■ **EXERCISE DETAILS**
Copy the data below exactly, omitting any picture it contains.

[Data listing]

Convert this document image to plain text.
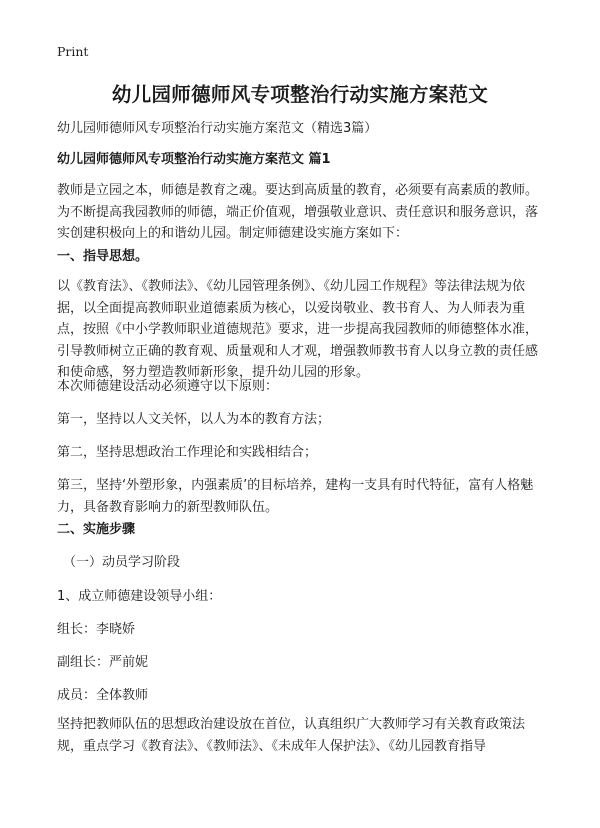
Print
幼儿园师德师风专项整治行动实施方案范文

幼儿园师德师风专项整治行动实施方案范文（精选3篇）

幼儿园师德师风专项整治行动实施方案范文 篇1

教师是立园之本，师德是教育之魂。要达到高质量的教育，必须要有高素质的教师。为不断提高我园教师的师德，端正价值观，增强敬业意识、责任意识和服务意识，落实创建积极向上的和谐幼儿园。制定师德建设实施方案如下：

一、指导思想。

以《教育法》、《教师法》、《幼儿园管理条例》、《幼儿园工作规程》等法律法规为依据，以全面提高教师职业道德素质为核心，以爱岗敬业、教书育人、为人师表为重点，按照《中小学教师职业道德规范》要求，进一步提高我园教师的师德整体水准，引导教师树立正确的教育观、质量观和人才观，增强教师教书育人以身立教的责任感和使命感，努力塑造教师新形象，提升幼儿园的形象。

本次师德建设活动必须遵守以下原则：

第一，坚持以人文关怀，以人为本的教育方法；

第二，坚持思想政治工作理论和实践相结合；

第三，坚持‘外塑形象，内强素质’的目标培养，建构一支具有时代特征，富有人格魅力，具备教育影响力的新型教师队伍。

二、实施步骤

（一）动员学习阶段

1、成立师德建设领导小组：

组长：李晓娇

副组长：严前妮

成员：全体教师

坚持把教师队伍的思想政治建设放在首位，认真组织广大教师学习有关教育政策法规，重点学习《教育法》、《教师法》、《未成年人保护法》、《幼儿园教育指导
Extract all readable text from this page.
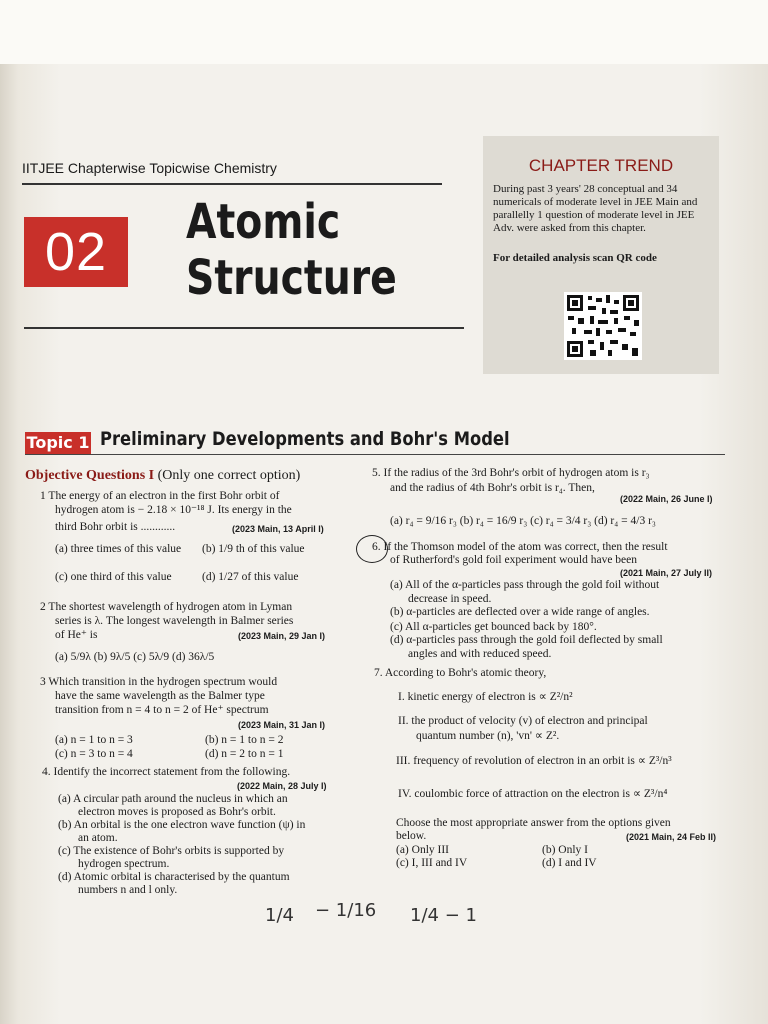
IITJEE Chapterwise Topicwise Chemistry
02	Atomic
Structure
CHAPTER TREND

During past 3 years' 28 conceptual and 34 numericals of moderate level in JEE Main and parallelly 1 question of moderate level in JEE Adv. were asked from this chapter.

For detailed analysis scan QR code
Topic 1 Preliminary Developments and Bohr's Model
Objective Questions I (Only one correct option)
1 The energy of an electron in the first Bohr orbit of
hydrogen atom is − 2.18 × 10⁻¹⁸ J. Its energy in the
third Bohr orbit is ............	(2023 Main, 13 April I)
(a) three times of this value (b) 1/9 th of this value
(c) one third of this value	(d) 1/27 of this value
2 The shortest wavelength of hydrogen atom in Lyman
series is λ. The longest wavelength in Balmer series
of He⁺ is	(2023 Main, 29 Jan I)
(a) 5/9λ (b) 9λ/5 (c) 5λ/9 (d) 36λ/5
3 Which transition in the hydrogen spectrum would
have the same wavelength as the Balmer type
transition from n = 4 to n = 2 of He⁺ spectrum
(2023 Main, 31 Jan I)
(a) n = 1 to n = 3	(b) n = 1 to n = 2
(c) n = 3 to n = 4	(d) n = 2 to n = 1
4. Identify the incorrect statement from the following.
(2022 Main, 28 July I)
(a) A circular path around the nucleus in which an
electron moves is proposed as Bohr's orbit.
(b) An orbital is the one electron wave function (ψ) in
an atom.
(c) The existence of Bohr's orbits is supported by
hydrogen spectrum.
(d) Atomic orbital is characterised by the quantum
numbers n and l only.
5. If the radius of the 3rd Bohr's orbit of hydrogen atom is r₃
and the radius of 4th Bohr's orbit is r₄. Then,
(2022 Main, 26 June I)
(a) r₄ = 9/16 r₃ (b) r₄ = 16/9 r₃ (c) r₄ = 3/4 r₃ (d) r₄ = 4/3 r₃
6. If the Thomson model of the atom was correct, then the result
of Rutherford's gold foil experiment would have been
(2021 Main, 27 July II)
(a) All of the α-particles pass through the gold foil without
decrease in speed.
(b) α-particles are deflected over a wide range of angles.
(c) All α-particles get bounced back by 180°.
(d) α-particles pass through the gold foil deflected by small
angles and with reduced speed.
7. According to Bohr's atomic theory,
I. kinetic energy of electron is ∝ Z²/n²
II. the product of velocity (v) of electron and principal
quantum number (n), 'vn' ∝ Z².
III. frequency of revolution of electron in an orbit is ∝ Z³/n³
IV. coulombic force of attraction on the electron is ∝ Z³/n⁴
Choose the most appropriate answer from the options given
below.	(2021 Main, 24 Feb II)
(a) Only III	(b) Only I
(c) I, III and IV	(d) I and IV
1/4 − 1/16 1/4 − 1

■ **WRITTEN ANSWER**
Convert this document image to plain text.
Print
幼儿园师德师风专项整治行动实施方案范文

幼儿园师德师风专项整治行动实施方案范文（精选3篇）

幼儿园师德师风专项整治行动实施方案范文 篇1

教师是立园之本，师德是教育之魂。要达到高质量的教育，必须要有高素质的教师。为不断提高我园教师的师德，端正价值观，增强敬业意识、责任意识和服务意识，落实创建积极向上的和谐幼儿园。制定师德建设实施方案如下：

一、指导思想。

以《教育法》、《教师法》、《幼儿园管理条例》、《幼儿园工作规程》等法律法规为依据，以全面提高教师职业道德素质为核心，以爱岗敬业、教书育人、为人师表为重点，按照《中小学教师职业道德规范》要求，进一步提高我园教师的师德整体水准，引导教师树立正确的教育观、质量观和人才观，增强教师教书育人以身立教的责任感和使命感，努力塑造教师新形象，提升幼儿园的形象。

本次师德建设活动必须遵守以下原则：

第一，坚持以人文关怀，以人为本的教育方法；

第二，坚持思想政治工作理论和实践相结合；

第三，坚持‘外塑形象，内强素质’的目标培养，建构一支具有时代特征，富有人格魅力，具备教育影响力的新型教师队伍。

二、实施步骤

（一）动员学习阶段

1、成立师德建设领导小组：

组长：李晓娇

副组长：严前妮

成员：全体教师

坚持把教师队伍的思想政治建设放在首位，认真组织广大教师学习有关教育政策法规，重点学习《教育法》、《教师法》、《未成年人保护法》、《幼儿园教育指导
Extract all readable text from this page.
IITJEE Chapterwise Topicwise Chemistry
02	Atomic
Structure
CHAPTER TREND

During past 3 years' 28 conceptual and 34 numericals of moderate level in JEE Main and parallelly 1 question of moderate level in JEE Adv. were asked from this chapter.

For detailed analysis scan QR code
Topic 1 Preliminary Developments and Bohr's Model
Objective Questions I (Only one correct option)
1 The energy of an electron in the first Bohr orbit of
hydrogen atom is − 2.18 × 10⁻¹⁸ J. Its energy in the
third Bohr orbit is ............	(2023 Main, 13 April I)
(a) three times of this value (b) 1/9 th of this value
(c) one third of this value	(d) 1/27 of this value
2 The shortest wavelength of hydrogen atom in Lyman
series is λ. The longest wavelength in Balmer series
of He⁺ is	(2023 Main, 29 Jan I)
(a) 5/9λ (b) 9λ/5 (c) 5λ/9 (d) 36λ/5
3 Which transition in the hydrogen spectrum would
have the same wavelength as the Balmer type
transition from n = 4 to n = 2 of He⁺ spectrum
(2023 Main, 31 Jan I)
(a) n = 1 to n = 3	(b) n = 1 to n = 2
(c) n = 3 to n = 4	(d) n = 2 to n = 1
4. Identify the incorrect statement from the following.
(2022 Main, 28 July I)
(a) A circular path around the nucleus in which an
electron moves is proposed as Bohr's orbit.
(b) An orbital is the one electron wave function (ψ) in
an atom.
(c) The existence of Bohr's orbits is supported by
hydrogen spectrum.
(d) Atomic orbital is characterised by the quantum
numbers n and l only.
5. If the radius of the 3rd Bohr's orbit of hydrogen atom is r₃
and the radius of 4th Bohr's orbit is r₄. Then,
(2022 Main, 26 June I)
(a) r₄ = 9/16 r₃ (b) r₄ = 16/9 r₃ (c) r₄ = 3/4 r₃ (d) r₄ = 4/3 r₃
6. If the Thomson model of the atom was correct, then the result
of Rutherford's gold foil experiment would have been
(2021 Main, 27 July II)
(a) All of the α-particles pass through the gold foil without
decrease in speed.
(b) α-particles are deflected over a wide range of angles.
(c) All α-particles get bounced back by 180°.
(d) α-particles pass through the gold foil deflected by small
angles and with reduced speed.
7. According to Bohr's atomic theory,
I. kinetic energy of electron is ∝ Z²/n²
II. the product of velocity (v) of electron and principal
quantum number (n), 'vn' ∝ Z².
III. frequency of revolution of electron in an orbit is ∝ Z³/n³
IV. coulombic force of attraction on the electron is ∝ Z³/n⁴
Choose the most appropriate answer from the options given
below.	(2021 Main, 24 Feb II)
(a) Only III	(b) Only I
(c) I, III and IV	(d) I and IV
1/4 − 1/16 1/4 − 1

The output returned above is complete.